**INPUT DATA**:
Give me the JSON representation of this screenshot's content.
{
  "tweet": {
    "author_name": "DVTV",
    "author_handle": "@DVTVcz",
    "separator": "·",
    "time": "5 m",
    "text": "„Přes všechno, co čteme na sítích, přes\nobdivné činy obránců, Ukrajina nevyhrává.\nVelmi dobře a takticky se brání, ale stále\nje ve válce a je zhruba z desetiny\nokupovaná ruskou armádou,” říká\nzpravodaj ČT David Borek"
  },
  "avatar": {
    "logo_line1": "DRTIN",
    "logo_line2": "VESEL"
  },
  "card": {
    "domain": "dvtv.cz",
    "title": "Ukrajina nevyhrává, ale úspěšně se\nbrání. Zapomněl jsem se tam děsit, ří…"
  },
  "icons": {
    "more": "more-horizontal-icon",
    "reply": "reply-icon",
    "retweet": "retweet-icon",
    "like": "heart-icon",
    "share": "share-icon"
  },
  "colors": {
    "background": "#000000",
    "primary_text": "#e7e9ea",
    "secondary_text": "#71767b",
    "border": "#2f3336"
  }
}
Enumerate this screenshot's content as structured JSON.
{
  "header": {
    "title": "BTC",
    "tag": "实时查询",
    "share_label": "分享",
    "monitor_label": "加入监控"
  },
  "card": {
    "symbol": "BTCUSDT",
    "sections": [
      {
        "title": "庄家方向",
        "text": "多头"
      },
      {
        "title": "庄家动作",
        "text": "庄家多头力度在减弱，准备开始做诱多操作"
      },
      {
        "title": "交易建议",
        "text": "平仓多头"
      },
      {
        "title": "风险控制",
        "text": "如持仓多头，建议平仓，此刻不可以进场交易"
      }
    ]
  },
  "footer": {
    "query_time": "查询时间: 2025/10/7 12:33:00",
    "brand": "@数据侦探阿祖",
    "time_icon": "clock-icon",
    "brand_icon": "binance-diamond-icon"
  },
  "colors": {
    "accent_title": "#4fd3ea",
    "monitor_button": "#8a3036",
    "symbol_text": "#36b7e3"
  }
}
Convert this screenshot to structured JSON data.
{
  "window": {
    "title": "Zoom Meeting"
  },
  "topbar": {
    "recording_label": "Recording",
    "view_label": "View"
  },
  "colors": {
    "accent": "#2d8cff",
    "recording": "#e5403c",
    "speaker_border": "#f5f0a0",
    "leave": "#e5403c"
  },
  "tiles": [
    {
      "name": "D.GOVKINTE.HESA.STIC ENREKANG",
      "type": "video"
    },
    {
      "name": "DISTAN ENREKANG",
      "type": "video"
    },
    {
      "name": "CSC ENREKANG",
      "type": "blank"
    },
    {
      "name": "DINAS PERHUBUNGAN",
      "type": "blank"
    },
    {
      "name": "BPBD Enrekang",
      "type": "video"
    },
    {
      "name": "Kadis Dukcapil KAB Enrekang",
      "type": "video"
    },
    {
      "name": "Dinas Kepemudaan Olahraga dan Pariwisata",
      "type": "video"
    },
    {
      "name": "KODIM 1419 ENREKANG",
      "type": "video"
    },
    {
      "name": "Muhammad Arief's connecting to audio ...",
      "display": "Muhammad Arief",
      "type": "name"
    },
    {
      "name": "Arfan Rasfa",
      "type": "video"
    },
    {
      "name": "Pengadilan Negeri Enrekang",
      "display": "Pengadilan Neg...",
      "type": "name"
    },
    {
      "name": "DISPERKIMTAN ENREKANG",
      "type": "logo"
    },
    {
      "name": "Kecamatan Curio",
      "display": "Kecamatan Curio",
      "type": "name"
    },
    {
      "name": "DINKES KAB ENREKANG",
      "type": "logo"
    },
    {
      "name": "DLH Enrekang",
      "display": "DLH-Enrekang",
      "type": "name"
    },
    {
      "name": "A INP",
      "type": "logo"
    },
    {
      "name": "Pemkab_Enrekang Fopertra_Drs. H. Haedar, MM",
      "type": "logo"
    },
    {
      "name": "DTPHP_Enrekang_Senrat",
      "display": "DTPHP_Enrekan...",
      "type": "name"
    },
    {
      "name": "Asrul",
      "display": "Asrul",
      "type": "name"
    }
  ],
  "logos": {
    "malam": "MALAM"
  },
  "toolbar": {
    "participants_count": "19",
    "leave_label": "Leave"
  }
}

**SET PROBLEM**: Exactly reproduce all of the entries.

**TASK OUTPUT**:
Give me the JSON representation of this screenshot's content.
{
  "tweet": {
    "author_name": "DVTV",
    "author_handle": "@DVTVcz",
    "separator": "·",
    "time": "5 m",
    "text": "„Přes všechno, co čteme na sítích, přes\nobdivné činy obránců, Ukrajina nevyhrává.\nVelmi dobře a takticky se brání, ale stále\nje ve válce a je zhruba z desetiny\nokupovaná ruskou armádou,” říká\nzpravodaj ČT David Borek"
  },
  "avatar": {
    "logo_line1": "DRTIN",
    "logo_line2": "VESEL"
  },
  "card": {
    "domain": "dvtv.cz",
    "title": "Ukrajina nevyhrává, ale úspěšně se\nbrání. Zapomněl jsem se tam děsit, ří…"
  },
  "icons": {
    "more": "more-horizontal-icon",
    "reply": "reply-icon",
    "retweet": "retweet-icon",
    "like": "heart-icon",
    "share": "share-icon"
  },
  "colors": {
    "background": "#000000",
    "primary_text": "#e7e9ea",
    "secondary_text": "#71767b",
    "border": "#2f3336"
  }
}
Enumerate this screenshot's content as structured JSON.
{
  "header": {
    "title": "BTC",
    "tag": "实时查询",
    "share_label": "分享",
    "monitor_label": "加入监控"
  },
  "card": {
    "symbol": "BTCUSDT",
    "sections": [
      {
        "title": "庄家方向",
        "text": "多头"
      },
      {
        "title": "庄家动作",
        "text": "庄家多头力度在减弱，准备开始做诱多操作"
      },
      {
        "title": "交易建议",
        "text": "平仓多头"
      },
      {
        "title": "风险控制",
        "text": "如持仓多头，建议平仓，此刻不可以进场交易"
      }
    ]
  },
  "footer": {
    "query_time": "查询时间: 2025/10/7 12:33:00",
    "brand": "@数据侦探阿祖",
    "time_icon": "clock-icon",
    "brand_icon": "binance-diamond-icon"
  },
  "colors": {
    "accent_title": "#4fd3ea",
    "monitor_button": "#8a3036",
    "symbol_text": "#36b7e3"
  }
}
Convert this screenshot to structured JSON data.
{
  "window": {
    "title": "Zoom Meeting"
  },
  "topbar": {
    "recording_label": "Recording",
    "view_label": "View"
  },
  "colors": {
    "accent": "#2d8cff",
    "recording": "#e5403c",
    "speaker_border": "#f5f0a0",
    "leave": "#e5403c"
  },
  "tiles": [
    {
      "name": "D.GOVKINTE.HESA.STIC ENREKANG",
      "type": "video"
    },
    {
      "name": "DISTAN ENREKANG",
      "type": "video"
    },
    {
      "name": "CSC ENREKANG",
      "type": "blank"
    },
    {
      "name": "DINAS PERHUBUNGAN",
      "type": "blank"
    },
    {
      "name": "BPBD Enrekang",
      "type": "video"
    },
    {
      "name": "Kadis Dukcapil KAB Enrekang",
      "type": "video"
    },
    {
      "name": "Dinas Kepemudaan Olahraga dan Pariwisata",
      "type": "video"
    },
    {
      "name": "KODIM 1419 ENREKANG",
      "type": "video"
    },
    {
      "name": "Muhammad Arief's connecting to audio ...",
      "display": "Muhammad Arief",
      "type": "name"
    },
    {
      "name": "Arfan Rasfa",
      "type": "video"
    },
    {
      "name": "Pengadilan Negeri Enrekang",
      "display": "Pengadilan Neg...",
      "type": "name"
    },
    {
      "name": "DISPERKIMTAN ENREKANG",
      "type": "logo"
    },
    {
      "name": "Kecamatan Curio",
      "display": "Kecamatan Curio",
      "type": "name"
    },
    {
      "name": "DINKES KAB ENREKANG",
      "type": "logo"
    },
    {
      "name": "DLH Enrekang",
      "display": "DLH-Enrekang",
      "type": "name"
    },
    {
      "name": "A INP",
      "type": "logo"
    },
    {
      "name": "Pemkab_Enrekang Fopertra_Drs. H. Haedar, MM",
      "type": "logo"
    },
    {
      "name": "DTPHP_Enrekang_Senrat",
      "display": "DTPHP_Enrekan...",
      "type": "name"
    },
    {
      "name": "Asrul",
      "display": "Asrul",
      "type": "name"
    }
  ],
  "logos": {
    "malam": "MALAM"
  },
  "toolbar": {
    "participants_count": "19",
    "leave_label": "Leave"
  }
}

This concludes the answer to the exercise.